• **DATASET CONTENT**

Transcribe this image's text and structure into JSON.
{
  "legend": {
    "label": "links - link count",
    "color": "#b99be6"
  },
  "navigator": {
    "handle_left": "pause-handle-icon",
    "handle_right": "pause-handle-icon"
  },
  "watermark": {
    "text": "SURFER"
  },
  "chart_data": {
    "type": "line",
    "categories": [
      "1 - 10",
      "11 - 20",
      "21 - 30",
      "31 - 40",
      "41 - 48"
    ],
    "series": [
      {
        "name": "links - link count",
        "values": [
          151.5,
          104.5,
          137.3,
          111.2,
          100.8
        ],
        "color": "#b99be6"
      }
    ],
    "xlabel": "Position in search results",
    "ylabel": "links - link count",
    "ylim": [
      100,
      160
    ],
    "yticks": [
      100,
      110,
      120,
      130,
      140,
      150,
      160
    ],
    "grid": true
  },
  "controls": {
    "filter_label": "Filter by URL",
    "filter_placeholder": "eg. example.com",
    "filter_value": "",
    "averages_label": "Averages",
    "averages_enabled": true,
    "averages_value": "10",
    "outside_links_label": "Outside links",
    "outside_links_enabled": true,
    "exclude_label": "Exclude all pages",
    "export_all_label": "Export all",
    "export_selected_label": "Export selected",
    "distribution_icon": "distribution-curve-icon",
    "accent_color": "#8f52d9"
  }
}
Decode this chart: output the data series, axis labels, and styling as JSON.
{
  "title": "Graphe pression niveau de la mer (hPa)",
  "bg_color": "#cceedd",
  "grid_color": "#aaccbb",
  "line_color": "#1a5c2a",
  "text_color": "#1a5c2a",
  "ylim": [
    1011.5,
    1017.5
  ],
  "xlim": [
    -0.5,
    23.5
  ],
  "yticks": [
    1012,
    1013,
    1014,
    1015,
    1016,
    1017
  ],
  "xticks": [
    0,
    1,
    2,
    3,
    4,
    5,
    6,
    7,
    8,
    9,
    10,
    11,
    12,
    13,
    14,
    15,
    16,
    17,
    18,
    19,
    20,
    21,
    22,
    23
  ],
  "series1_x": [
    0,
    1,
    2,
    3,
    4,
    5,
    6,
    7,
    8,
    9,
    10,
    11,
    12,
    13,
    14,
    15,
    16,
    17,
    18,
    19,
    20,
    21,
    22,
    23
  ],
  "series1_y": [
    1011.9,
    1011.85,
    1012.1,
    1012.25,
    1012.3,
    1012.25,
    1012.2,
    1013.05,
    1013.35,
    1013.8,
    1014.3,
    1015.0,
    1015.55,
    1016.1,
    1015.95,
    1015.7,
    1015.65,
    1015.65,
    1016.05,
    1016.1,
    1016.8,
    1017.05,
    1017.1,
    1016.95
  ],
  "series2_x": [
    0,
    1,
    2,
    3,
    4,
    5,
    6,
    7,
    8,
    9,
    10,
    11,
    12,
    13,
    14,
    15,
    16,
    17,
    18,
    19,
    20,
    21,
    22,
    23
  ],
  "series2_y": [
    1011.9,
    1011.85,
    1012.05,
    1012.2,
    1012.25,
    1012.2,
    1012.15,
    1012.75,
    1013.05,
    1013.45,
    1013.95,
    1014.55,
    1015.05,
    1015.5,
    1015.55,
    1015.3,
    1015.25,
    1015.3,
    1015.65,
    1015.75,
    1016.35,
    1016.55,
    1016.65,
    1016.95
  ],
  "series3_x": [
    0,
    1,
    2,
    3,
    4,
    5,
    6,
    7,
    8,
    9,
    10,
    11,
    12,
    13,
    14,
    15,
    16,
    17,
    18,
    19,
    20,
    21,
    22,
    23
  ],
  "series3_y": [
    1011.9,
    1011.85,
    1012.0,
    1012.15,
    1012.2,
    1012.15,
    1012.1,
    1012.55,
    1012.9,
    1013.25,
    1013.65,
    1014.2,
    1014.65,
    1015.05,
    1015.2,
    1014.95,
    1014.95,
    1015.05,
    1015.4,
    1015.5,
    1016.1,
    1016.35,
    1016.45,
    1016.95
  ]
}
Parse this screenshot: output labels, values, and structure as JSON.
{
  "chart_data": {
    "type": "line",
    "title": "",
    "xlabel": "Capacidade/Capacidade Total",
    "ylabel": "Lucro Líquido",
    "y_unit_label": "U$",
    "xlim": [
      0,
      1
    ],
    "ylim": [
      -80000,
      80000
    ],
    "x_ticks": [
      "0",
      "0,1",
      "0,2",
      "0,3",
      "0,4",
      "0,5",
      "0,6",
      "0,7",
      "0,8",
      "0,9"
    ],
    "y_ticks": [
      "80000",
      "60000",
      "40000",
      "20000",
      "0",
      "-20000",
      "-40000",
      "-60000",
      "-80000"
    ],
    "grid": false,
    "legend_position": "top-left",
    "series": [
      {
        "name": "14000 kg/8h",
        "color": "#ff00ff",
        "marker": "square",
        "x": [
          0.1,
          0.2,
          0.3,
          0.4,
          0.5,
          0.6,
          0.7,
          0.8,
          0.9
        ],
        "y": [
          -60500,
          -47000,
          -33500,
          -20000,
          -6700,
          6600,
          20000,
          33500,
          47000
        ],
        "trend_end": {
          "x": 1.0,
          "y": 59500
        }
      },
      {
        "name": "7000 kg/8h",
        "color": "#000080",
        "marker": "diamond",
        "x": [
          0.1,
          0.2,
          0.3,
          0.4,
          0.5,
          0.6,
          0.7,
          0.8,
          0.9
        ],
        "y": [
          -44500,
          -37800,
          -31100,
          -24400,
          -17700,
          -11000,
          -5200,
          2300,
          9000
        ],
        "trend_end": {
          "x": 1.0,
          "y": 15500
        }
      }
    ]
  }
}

• **WHAT THIS TASK INVOLVES**
Please reproduce each record precisely as written.

• **EXPECTED ANSWER**
Transcribe this image's text and structure into JSON.
{
  "legend": {
    "label": "links - link count",
    "color": "#b99be6"
  },
  "navigator": {
    "handle_left": "pause-handle-icon",
    "handle_right": "pause-handle-icon"
  },
  "watermark": {
    "text": "SURFER"
  },
  "chart_data": {
    "type": "line",
    "categories": [
      "1 - 10",
      "11 - 20",
      "21 - 30",
      "31 - 40",
      "41 - 48"
    ],
    "series": [
      {
        "name": "links - link count",
        "values": [
          151.5,
          104.5,
          137.3,
          111.2,
          100.8
        ],
        "color": "#b99be6"
      }
    ],
    "xlabel": "Position in search results",
    "ylabel": "links - link count",
    "ylim": [
      100,
      160
    ],
    "yticks": [
      100,
      110,
      120,
      130,
      140,
      150,
      160
    ],
    "grid": true
  },
  "controls": {
    "filter_label": "Filter by URL",
    "filter_placeholder": "eg. example.com",
    "filter_value": "",
    "averages_label": "Averages",
    "averages_enabled": true,
    "averages_value": "10",
    "outside_links_label": "Outside links",
    "outside_links_enabled": true,
    "exclude_label": "Exclude all pages",
    "export_all_label": "Export all",
    "export_selected_label": "Export selected",
    "distribution_icon": "distribution-curve-icon",
    "accent_color": "#8f52d9"
  }
}
Decode this chart: output the data series, axis labels, and styling as JSON.
{
  "title": "Graphe pression niveau de la mer (hPa)",
  "bg_color": "#cceedd",
  "grid_color": "#aaccbb",
  "line_color": "#1a5c2a",
  "text_color": "#1a5c2a",
  "ylim": [
    1011.5,
    1017.5
  ],
  "xlim": [
    -0.5,
    23.5
  ],
  "yticks": [
    1012,
    1013,
    1014,
    1015,
    1016,
    1017
  ],
  "xticks": [
    0,
    1,
    2,
    3,
    4,
    5,
    6,
    7,
    8,
    9,
    10,
    11,
    12,
    13,
    14,
    15,
    16,
    17,
    18,
    19,
    20,
    21,
    22,
    23
  ],
  "series1_x": [
    0,
    1,
    2,
    3,
    4,
    5,
    6,
    7,
    8,
    9,
    10,
    11,
    12,
    13,
    14,
    15,
    16,
    17,
    18,
    19,
    20,
    21,
    22,
    23
  ],
  "series1_y": [
    1011.9,
    1011.85,
    1012.1,
    1012.25,
    1012.3,
    1012.25,
    1012.2,
    1013.05,
    1013.35,
    1013.8,
    1014.3,
    1015.0,
    1015.55,
    1016.1,
    1015.95,
    1015.7,
    1015.65,
    1015.65,
    1016.05,
    1016.1,
    1016.8,
    1017.05,
    1017.1,
    1016.95
  ],
  "series2_x": [
    0,
    1,
    2,
    3,
    4,
    5,
    6,
    7,
    8,
    9,
    10,
    11,
    12,
    13,
    14,
    15,
    16,
    17,
    18,
    19,
    20,
    21,
    22,
    23
  ],
  "series2_y": [
    1011.9,
    1011.85,
    1012.05,
    1012.2,
    1012.25,
    1012.2,
    1012.15,
    1012.75,
    1013.05,
    1013.45,
    1013.95,
    1014.55,
    1015.05,
    1015.5,
    1015.55,
    1015.3,
    1015.25,
    1015.3,
    1015.65,
    1015.75,
    1016.35,
    1016.55,
    1016.65,
    1016.95
  ],
  "series3_x": [
    0,
    1,
    2,
    3,
    4,
    5,
    6,
    7,
    8,
    9,
    10,
    11,
    12,
    13,
    14,
    15,
    16,
    17,
    18,
    19,
    20,
    21,
    22,
    23
  ],
  "series3_y": [
    1011.9,
    1011.85,
    1012.0,
    1012.15,
    1012.2,
    1012.15,
    1012.1,
    1012.55,
    1012.9,
    1013.25,
    1013.65,
    1014.2,
    1014.65,
    1015.05,
    1015.2,
    1014.95,
    1014.95,
    1015.05,
    1015.4,
    1015.5,
    1016.1,
    1016.35,
    1016.45,
    1016.95
  ]
}
Parse this screenshot: output labels, values, and structure as JSON.
{
  "chart_data": {
    "type": "line",
    "title": "",
    "xlabel": "Capacidade/Capacidade Total",
    "ylabel": "Lucro Líquido",
    "y_unit_label": "U$",
    "xlim": [
      0,
      1
    ],
    "ylim": [
      -80000,
      80000
    ],
    "x_ticks": [
      "0",
      "0,1",
      "0,2",
      "0,3",
      "0,4",
      "0,5",
      "0,6",
      "0,7",
      "0,8",
      "0,9"
    ],
    "y_ticks": [
      "80000",
      "60000",
      "40000",
      "20000",
      "0",
      "-20000",
      "-40000",
      "-60000",
      "-80000"
    ],
    "grid": false,
    "legend_position": "top-left",
    "series": [
      {
        "name": "14000 kg/8h",
        "color": "#ff00ff",
        "marker": "square",
        "x": [
          0.1,
          0.2,
          0.3,
          0.4,
          0.5,
          0.6,
          0.7,
          0.8,
          0.9
        ],
        "y": [
          -60500,
          -47000,
          -33500,
          -20000,
          -6700,
          6600,
          20000,
          33500,
          47000
        ],
        "trend_end": {
          "x": 1.0,
          "y": 59500
        }
      },
      {
        "name": "7000 kg/8h",
        "color": "#000080",
        "marker": "diamond",
        "x": [
          0.1,
          0.2,
          0.3,
          0.4,
          0.5,
          0.6,
          0.7,
          0.8,
          0.9
        ],
        "y": [
          -44500,
          -37800,
          -31100,
          -24400,
          -17700,
          -11000,
          -5200,
          2300,
          9000
        ],
        "trend_end": {
          "x": 1.0,
          "y": 15500
        }
      }
    ]
  }
}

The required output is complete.